● Rows:
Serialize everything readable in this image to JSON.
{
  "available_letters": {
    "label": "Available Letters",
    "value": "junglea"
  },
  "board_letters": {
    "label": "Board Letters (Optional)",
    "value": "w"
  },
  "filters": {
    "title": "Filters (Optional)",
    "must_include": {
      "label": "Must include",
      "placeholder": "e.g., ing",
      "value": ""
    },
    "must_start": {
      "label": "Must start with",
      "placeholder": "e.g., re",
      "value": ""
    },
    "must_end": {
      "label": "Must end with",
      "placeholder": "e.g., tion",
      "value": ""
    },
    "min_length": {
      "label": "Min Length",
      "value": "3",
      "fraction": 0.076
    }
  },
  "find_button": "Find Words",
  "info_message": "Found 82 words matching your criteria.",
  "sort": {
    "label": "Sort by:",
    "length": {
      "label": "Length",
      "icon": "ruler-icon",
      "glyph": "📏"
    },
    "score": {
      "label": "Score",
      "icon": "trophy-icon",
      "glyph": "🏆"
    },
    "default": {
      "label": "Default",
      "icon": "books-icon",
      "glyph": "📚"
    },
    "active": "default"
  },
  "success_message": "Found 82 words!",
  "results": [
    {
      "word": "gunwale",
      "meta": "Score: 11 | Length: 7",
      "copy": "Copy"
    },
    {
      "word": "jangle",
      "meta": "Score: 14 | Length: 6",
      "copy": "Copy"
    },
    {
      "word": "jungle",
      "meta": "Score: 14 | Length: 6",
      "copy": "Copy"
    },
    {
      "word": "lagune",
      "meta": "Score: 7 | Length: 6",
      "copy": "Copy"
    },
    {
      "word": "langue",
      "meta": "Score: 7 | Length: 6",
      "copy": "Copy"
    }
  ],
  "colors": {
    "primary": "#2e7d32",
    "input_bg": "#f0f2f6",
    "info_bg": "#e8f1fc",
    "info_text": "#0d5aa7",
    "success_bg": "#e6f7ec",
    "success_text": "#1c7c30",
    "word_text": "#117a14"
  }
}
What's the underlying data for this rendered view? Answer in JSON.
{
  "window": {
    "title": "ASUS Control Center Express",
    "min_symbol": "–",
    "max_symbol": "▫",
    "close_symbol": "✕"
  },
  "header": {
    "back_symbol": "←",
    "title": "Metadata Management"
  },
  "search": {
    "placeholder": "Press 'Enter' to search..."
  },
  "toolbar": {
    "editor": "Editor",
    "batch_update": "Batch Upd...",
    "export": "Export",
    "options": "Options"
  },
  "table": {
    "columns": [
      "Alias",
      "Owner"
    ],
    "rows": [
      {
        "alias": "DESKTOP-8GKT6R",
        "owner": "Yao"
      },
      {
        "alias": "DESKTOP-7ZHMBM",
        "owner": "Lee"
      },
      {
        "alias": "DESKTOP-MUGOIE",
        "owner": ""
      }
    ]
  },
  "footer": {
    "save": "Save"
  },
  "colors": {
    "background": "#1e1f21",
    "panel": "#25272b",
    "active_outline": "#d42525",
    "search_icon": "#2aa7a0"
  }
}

● Requirement:
Type out the material again exactly as presented.

● Worked answer:
Serialize everything readable in this image to JSON.
{
  "available_letters": {
    "label": "Available Letters",
    "value": "junglea"
  },
  "board_letters": {
    "label": "Board Letters (Optional)",
    "value": "w"
  },
  "filters": {
    "title": "Filters (Optional)",
    "must_include": {
      "label": "Must include",
      "placeholder": "e.g., ing",
      "value": ""
    },
    "must_start": {
      "label": "Must start with",
      "placeholder": "e.g., re",
      "value": ""
    },
    "must_end": {
      "label": "Must end with",
      "placeholder": "e.g., tion",
      "value": ""
    },
    "min_length": {
      "label": "Min Length",
      "value": "3",
      "fraction": 0.076
    }
  },
  "find_button": "Find Words",
  "info_message": "Found 82 words matching your criteria.",
  "sort": {
    "label": "Sort by:",
    "length": {
      "label": "Length",
      "icon": "ruler-icon",
      "glyph": "📏"
    },
    "score": {
      "label": "Score",
      "icon": "trophy-icon",
      "glyph": "🏆"
    },
    "default": {
      "label": "Default",
      "icon": "books-icon",
      "glyph": "📚"
    },
    "active": "default"
  },
  "success_message": "Found 82 words!",
  "results": [
    {
      "word": "gunwale",
      "meta": "Score: 11 | Length: 7",
      "copy": "Copy"
    },
    {
      "word": "jangle",
      "meta": "Score: 14 | Length: 6",
      "copy": "Copy"
    },
    {
      "word": "jungle",
      "meta": "Score: 14 | Length: 6",
      "copy": "Copy"
    },
    {
      "word": "lagune",
      "meta": "Score: 7 | Length: 6",
      "copy": "Copy"
    },
    {
      "word": "langue",
      "meta": "Score: 7 | Length: 6",
      "copy": "Copy"
    }
  ],
  "colors": {
    "primary": "#2e7d32",
    "input_bg": "#f0f2f6",
    "info_bg": "#e8f1fc",
    "info_text": "#0d5aa7",
    "success_bg": "#e6f7ec",
    "success_text": "#1c7c30",
    "word_text": "#117a14"
  }
}
What's the underlying data for this rendered view? Answer in JSON.
{
  "window": {
    "title": "ASUS Control Center Express",
    "min_symbol": "–",
    "max_symbol": "▫",
    "close_symbol": "✕"
  },
  "header": {
    "back_symbol": "←",
    "title": "Metadata Management"
  },
  "search": {
    "placeholder": "Press 'Enter' to search..."
  },
  "toolbar": {
    "editor": "Editor",
    "batch_update": "Batch Upd...",
    "export": "Export",
    "options": "Options"
  },
  "table": {
    "columns": [
      "Alias",
      "Owner"
    ],
    "rows": [
      {
        "alias": "DESKTOP-8GKT6R",
        "owner": "Yao"
      },
      {
        "alias": "DESKTOP-7ZHMBM",
        "owner": "Lee"
      },
      {
        "alias": "DESKTOP-MUGOIE",
        "owner": ""
      }
    ]
  },
  "footer": {
    "save": "Save"
  },
  "colors": {
    "background": "#1e1f21",
    "panel": "#25272b",
    "active_outline": "#d42525",
    "search_icon": "#2aa7a0"
  }
}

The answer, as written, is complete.